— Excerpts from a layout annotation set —

* start *

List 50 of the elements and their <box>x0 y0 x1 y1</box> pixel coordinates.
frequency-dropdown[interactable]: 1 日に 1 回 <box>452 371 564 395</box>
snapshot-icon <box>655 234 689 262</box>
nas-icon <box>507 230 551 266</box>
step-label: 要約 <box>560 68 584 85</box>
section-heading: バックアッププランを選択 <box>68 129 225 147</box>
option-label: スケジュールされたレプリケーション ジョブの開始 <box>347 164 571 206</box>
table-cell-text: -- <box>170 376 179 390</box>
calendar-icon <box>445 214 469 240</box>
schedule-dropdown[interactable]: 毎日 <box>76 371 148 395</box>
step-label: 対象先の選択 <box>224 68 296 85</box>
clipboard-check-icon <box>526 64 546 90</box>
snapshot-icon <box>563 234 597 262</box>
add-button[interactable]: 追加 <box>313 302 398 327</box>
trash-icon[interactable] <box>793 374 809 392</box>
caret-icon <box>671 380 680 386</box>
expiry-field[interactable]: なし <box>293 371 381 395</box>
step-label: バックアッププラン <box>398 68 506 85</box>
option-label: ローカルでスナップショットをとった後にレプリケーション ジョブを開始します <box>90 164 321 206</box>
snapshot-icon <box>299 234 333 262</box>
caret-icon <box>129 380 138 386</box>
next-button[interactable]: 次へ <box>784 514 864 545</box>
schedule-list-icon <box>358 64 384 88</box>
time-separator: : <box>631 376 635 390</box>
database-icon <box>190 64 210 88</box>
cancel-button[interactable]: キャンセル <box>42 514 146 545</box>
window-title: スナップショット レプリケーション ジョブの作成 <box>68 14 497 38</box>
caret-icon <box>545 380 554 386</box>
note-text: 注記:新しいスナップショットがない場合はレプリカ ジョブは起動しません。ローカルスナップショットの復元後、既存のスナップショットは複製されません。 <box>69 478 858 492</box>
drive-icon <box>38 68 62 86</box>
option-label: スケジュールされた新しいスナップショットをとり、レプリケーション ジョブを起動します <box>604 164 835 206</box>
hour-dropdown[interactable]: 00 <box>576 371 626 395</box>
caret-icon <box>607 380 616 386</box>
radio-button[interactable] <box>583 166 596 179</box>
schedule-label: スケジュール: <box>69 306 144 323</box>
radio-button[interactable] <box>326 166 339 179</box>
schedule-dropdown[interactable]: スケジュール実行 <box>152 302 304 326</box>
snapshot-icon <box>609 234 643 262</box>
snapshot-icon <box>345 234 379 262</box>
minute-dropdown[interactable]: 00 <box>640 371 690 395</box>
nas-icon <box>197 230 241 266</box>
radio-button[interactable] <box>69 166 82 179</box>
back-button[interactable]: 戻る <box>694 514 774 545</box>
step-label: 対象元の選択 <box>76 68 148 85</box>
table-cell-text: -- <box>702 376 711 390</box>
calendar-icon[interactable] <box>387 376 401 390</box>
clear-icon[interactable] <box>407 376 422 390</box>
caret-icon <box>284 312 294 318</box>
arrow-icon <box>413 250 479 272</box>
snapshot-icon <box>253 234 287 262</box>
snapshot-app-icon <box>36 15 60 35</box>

* end *

Can you give the data above again with "chevron-icon" substituted for every "caret-icon" and everything else left unchanged?

List 50 of the elements and their <box>x0 y0 x1 y1</box> pixel coordinates.
frequency-dropdown[interactable]: 1 日に 1 回 <box>452 371 564 395</box>
snapshot-icon <box>655 234 689 262</box>
nas-icon <box>507 230 551 266</box>
step-label: 要約 <box>560 68 584 85</box>
section-heading: バックアッププランを選択 <box>68 129 225 147</box>
option-label: スケジュールされたレプリケーション ジョブの開始 <box>347 164 571 206</box>
table-cell-text: -- <box>170 376 179 390</box>
calendar-icon <box>445 214 469 240</box>
schedule-dropdown[interactable]: 毎日 <box>76 371 148 395</box>
step-label: 対象先の選択 <box>224 68 296 85</box>
clipboard-check-icon <box>526 64 546 90</box>
snapshot-icon <box>563 234 597 262</box>
add-button[interactable]: 追加 <box>313 302 398 327</box>
trash-icon[interactable] <box>793 374 809 392</box>
chevron-icon <box>671 380 680 386</box>
expiry-field[interactable]: なし <box>293 371 381 395</box>
step-label: バックアッププラン <box>398 68 506 85</box>
option-label: ローカルでスナップショットをとった後にレプリケーション ジョブを開始します <box>90 164 321 206</box>
snapshot-icon <box>299 234 333 262</box>
chevron-icon <box>129 380 138 386</box>
next-button[interactable]: 次へ <box>784 514 864 545</box>
schedule-list-icon <box>358 64 384 88</box>
time-separator: : <box>631 376 635 390</box>
database-icon <box>190 64 210 88</box>
cancel-button[interactable]: キャンセル <box>42 514 146 545</box>
window-title: スナップショット レプリケーション ジョブの作成 <box>68 14 497 38</box>
chevron-icon <box>545 380 554 386</box>
note-text: 注記:新しいスナップショットがない場合はレプリカ ジョブは起動しません。ローカルスナップショットの復元後、既存のスナップショットは複製されません。 <box>69 478 858 492</box>
drive-icon <box>38 68 62 86</box>
option-label: スケジュールされた新しいスナップショットをとり、レプリケーション ジョブを起動します <box>604 164 835 206</box>
hour-dropdown[interactable]: 00 <box>576 371 626 395</box>
chevron-icon <box>607 380 616 386</box>
radio-button[interactable] <box>583 166 596 179</box>
schedule-label: スケジュール: <box>69 306 144 323</box>
radio-button[interactable] <box>326 166 339 179</box>
schedule-dropdown[interactable]: スケジュール実行 <box>152 302 304 326</box>
snapshot-icon <box>609 234 643 262</box>
snapshot-icon <box>345 234 379 262</box>
minute-dropdown[interactable]: 00 <box>640 371 690 395</box>
nas-icon <box>197 230 241 266</box>
radio-button[interactable] <box>69 166 82 179</box>
back-button[interactable]: 戻る <box>694 514 774 545</box>
step-label: 対象元の選択 <box>76 68 148 85</box>
table-cell-text: -- <box>702 376 711 390</box>
calendar-icon[interactable] <box>387 376 401 390</box>
clear-icon[interactable] <box>407 376 422 390</box>
chevron-icon <box>284 312 294 318</box>
arrow-icon <box>413 250 479 272</box>
snapshot-icon <box>253 234 287 262</box>
snapshot-app-icon <box>36 15 60 35</box>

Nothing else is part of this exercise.